• Extracted data:
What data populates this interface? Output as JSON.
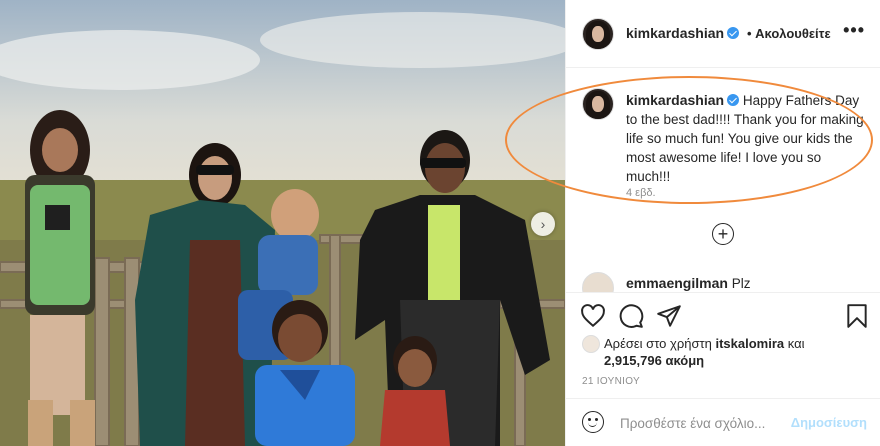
{
  "post": {
    "author": "kimkardashian",
    "follow_label": "• Ακολουθείτε",
    "more_icon": "•••"
  },
  "caption": {
    "username": "kimkardashian",
    "text": "Happy Fathers Day to the best dad!!!! Thank you for making life so much fun! You give our kids the most awesome life! I love you so much!!!",
    "time": "4 εβδ."
  },
  "comments": {
    "load_more_icon": "+",
    "peek_username": "emmaengilman",
    "peek_text": "Plz"
  },
  "likes": {
    "prefix": "Αρέσει στο χρήστη",
    "user": "itskalomira",
    "connector": "και",
    "count": "2,915,796",
    "suffix": "ακόμη"
  },
  "date": "21 ΙΟΥΝΙΟΥ",
  "comment_box": {
    "placeholder": "Προσθέστε ένα σχόλιο...",
    "post_label": "Δημοσίευση"
  },
  "carousel": {
    "next_icon": "›"
  },
  "colors": {
    "verified": "#3897f0",
    "highlight": "#f08a3c",
    "post_disabled": "#b2dffc"
  },
  "icons": [
    "heart-icon",
    "comment-icon",
    "share-icon",
    "bookmark-icon",
    "emoji-icon",
    "plus-circle-icon",
    "verified-icon",
    "more-icon",
    "chevron-right-icon"
  ]
}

• Set task:
Transcribe all the records above word for word, without their images.

• Solution to this problem:
What data populates this interface? Output as JSON.
{
  "post": {
    "author": "kimkardashian",
    "follow_label": "• Ακολουθείτε",
    "more_icon": "•••"
  },
  "caption": {
    "username": "kimkardashian",
    "text": "Happy Fathers Day to the best dad!!!! Thank you for making life so much fun! You give our kids the most awesome life! I love you so much!!!",
    "time": "4 εβδ."
  },
  "comments": {
    "load_more_icon": "+",
    "peek_username": "emmaengilman",
    "peek_text": "Plz"
  },
  "likes": {
    "prefix": "Αρέσει στο χρήστη",
    "user": "itskalomira",
    "connector": "και",
    "count": "2,915,796",
    "suffix": "ακόμη"
  },
  "date": "21 ΙΟΥΝΙΟΥ",
  "comment_box": {
    "placeholder": "Προσθέστε ένα σχόλιο...",
    "post_label": "Δημοσίευση"
  },
  "carousel": {
    "next_icon": "›"
  },
  "colors": {
    "verified": "#3897f0",
    "highlight": "#f08a3c",
    "post_disabled": "#b2dffc"
  },
  "icons": [
    "heart-icon",
    "comment-icon",
    "share-icon",
    "bookmark-icon",
    "emoji-icon",
    "plus-circle-icon",
    "verified-icon",
    "more-icon",
    "chevron-right-icon"
  ]
}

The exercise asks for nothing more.